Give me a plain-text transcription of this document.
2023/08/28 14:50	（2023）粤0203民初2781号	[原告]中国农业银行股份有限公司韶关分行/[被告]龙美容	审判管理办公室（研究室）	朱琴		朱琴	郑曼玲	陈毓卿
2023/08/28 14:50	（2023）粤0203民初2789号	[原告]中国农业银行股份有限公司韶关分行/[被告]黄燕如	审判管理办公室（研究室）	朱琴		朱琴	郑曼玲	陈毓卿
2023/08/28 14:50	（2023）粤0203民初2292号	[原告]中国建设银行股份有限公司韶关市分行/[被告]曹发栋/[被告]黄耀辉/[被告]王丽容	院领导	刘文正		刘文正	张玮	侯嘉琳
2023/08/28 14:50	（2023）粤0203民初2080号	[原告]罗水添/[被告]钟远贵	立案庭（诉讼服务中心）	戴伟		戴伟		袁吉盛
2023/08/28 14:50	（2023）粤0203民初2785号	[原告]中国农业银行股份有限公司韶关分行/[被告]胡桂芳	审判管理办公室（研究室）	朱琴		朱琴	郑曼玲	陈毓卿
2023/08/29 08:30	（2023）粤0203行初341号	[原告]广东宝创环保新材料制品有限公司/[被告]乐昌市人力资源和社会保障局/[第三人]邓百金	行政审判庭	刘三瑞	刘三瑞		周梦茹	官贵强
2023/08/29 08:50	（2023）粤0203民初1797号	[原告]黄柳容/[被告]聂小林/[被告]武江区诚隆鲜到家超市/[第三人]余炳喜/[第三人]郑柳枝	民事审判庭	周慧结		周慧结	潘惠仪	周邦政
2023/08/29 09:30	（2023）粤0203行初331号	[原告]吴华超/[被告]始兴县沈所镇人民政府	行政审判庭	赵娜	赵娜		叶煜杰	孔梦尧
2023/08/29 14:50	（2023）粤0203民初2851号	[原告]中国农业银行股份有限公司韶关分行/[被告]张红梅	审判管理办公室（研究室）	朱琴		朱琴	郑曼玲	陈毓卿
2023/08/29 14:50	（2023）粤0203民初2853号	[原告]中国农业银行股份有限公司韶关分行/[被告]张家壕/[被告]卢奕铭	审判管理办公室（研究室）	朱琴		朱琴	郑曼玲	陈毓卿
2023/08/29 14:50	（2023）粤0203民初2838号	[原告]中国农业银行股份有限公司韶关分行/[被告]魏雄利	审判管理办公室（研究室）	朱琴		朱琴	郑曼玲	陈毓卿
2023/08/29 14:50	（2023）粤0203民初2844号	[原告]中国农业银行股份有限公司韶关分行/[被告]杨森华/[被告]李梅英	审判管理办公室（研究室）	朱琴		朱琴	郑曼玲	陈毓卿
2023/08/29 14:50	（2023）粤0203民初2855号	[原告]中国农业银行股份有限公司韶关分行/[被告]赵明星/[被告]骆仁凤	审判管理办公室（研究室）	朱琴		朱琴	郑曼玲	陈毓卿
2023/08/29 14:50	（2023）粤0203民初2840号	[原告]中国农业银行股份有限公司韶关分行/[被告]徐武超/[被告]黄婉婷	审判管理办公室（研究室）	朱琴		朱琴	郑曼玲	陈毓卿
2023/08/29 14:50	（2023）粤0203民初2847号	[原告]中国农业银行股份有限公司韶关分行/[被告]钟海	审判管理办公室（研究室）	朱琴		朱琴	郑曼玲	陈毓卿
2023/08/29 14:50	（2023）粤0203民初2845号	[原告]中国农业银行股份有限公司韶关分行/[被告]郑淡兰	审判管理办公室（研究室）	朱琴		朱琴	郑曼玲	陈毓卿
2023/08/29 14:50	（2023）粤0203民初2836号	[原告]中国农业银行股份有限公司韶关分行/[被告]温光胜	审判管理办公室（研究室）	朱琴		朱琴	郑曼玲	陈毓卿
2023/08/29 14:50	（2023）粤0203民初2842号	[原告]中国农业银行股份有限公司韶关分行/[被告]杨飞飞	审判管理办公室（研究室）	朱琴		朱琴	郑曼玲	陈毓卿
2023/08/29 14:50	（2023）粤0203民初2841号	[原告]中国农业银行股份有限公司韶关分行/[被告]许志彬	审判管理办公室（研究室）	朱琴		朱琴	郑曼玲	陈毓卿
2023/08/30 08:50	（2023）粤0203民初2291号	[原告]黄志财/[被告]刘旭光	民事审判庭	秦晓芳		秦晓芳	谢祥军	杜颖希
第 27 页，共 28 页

====

Reproduce the records word for word.

Give me a plain-text transcription of this document.
2023/08/28 14:50	（2023）粤0203民初2781号	[原告]中国农业银行股份有限公司韶关分行/[被告]龙美容	审判管理办公室（研究室）	朱琴		朱琴	郑曼玲	陈毓卿
2023/08/28 14:50	（2023）粤0203民初2789号	[原告]中国农业银行股份有限公司韶关分行/[被告]黄燕如	审判管理办公室（研究室）	朱琴		朱琴	郑曼玲	陈毓卿
2023/08/28 14:50	（2023）粤0203民初2292号	[原告]中国建设银行股份有限公司韶关市分行/[被告]曹发栋/[被告]黄耀辉/[被告]王丽容	院领导	刘文正		刘文正	张玮	侯嘉琳
2023/08/28 14:50	（2023）粤0203民初2080号	[原告]罗水添/[被告]钟远贵	立案庭（诉讼服务中心）	戴伟		戴伟		袁吉盛
2023/08/28 14:50	（2023）粤0203民初2785号	[原告]中国农业银行股份有限公司韶关分行/[被告]胡桂芳	审判管理办公室（研究室）	朱琴		朱琴	郑曼玲	陈毓卿
2023/08/29 08:30	（2023）粤0203行初341号	[原告]广东宝创环保新材料制品有限公司/[被告]乐昌市人力资源和社会保障局/[第三人]邓百金	行政审判庭	刘三瑞	刘三瑞		周梦茹	官贵强
2023/08/29 08:50	（2023）粤0203民初1797号	[原告]黄柳容/[被告]聂小林/[被告]武江区诚隆鲜到家超市/[第三人]余炳喜/[第三人]郑柳枝	民事审判庭	周慧结		周慧结	潘惠仪	周邦政
2023/08/29 09:30	（2023）粤0203行初331号	[原告]吴华超/[被告]始兴县沈所镇人民政府	行政审判庭	赵娜	赵娜		叶煜杰	孔梦尧
2023/08/29 14:50	（2023）粤0203民初2851号	[原告]中国农业银行股份有限公司韶关分行/[被告]张红梅	审判管理办公室（研究室）	朱琴		朱琴	郑曼玲	陈毓卿
2023/08/29 14:50	（2023）粤0203民初2853号	[原告]中国农业银行股份有限公司韶关分行/[被告]张家壕/[被告]卢奕铭	审判管理办公室（研究室）	朱琴		朱琴	郑曼玲	陈毓卿
2023/08/29 14:50	（2023）粤0203民初2838号	[原告]中国农业银行股份有限公司韶关分行/[被告]魏雄利	审判管理办公室（研究室）	朱琴		朱琴	郑曼玲	陈毓卿
2023/08/29 14:50	（2023）粤0203民初2844号	[原告]中国农业银行股份有限公司韶关分行/[被告]杨森华/[被告]李梅英	审判管理办公室（研究室）	朱琴		朱琴	郑曼玲	陈毓卿
2023/08/29 14:50	（2023）粤0203民初2855号	[原告]中国农业银行股份有限公司韶关分行/[被告]赵明星/[被告]骆仁凤	审判管理办公室（研究室）	朱琴		朱琴	郑曼玲	陈毓卿
2023/08/29 14:50	（2023）粤0203民初2840号	[原告]中国农业银行股份有限公司韶关分行/[被告]徐武超/[被告]黄婉婷	审判管理办公室（研究室）	朱琴		朱琴	郑曼玲	陈毓卿
2023/08/29 14:50	（2023）粤0203民初2847号	[原告]中国农业银行股份有限公司韶关分行/[被告]钟海	审判管理办公室（研究室）	朱琴		朱琴	郑曼玲	陈毓卿
2023/08/29 14:50	（2023）粤0203民初2845号	[原告]中国农业银行股份有限公司韶关分行/[被告]郑淡兰	审判管理办公室（研究室）	朱琴		朱琴	郑曼玲	陈毓卿
2023/08/29 14:50	（2023）粤0203民初2836号	[原告]中国农业银行股份有限公司韶关分行/[被告]温光胜	审判管理办公室（研究室）	朱琴		朱琴	郑曼玲	陈毓卿
2023/08/29 14:50	（2023）粤0203民初2842号	[原告]中国农业银行股份有限公司韶关分行/[被告]杨飞飞	审判管理办公室（研究室）	朱琴		朱琴	郑曼玲	陈毓卿
2023/08/29 14:50	（2023）粤0203民初2841号	[原告]中国农业银行股份有限公司韶关分行/[被告]许志彬	审判管理办公室（研究室）	朱琴		朱琴	郑曼玲	陈毓卿
2023/08/30 08:50	（2023）粤0203民初2291号	[原告]黄志财/[被告]刘旭光	民事审判庭	秦晓芳		秦晓芳	谢祥军	杜颖希
第 27 页，共 28 页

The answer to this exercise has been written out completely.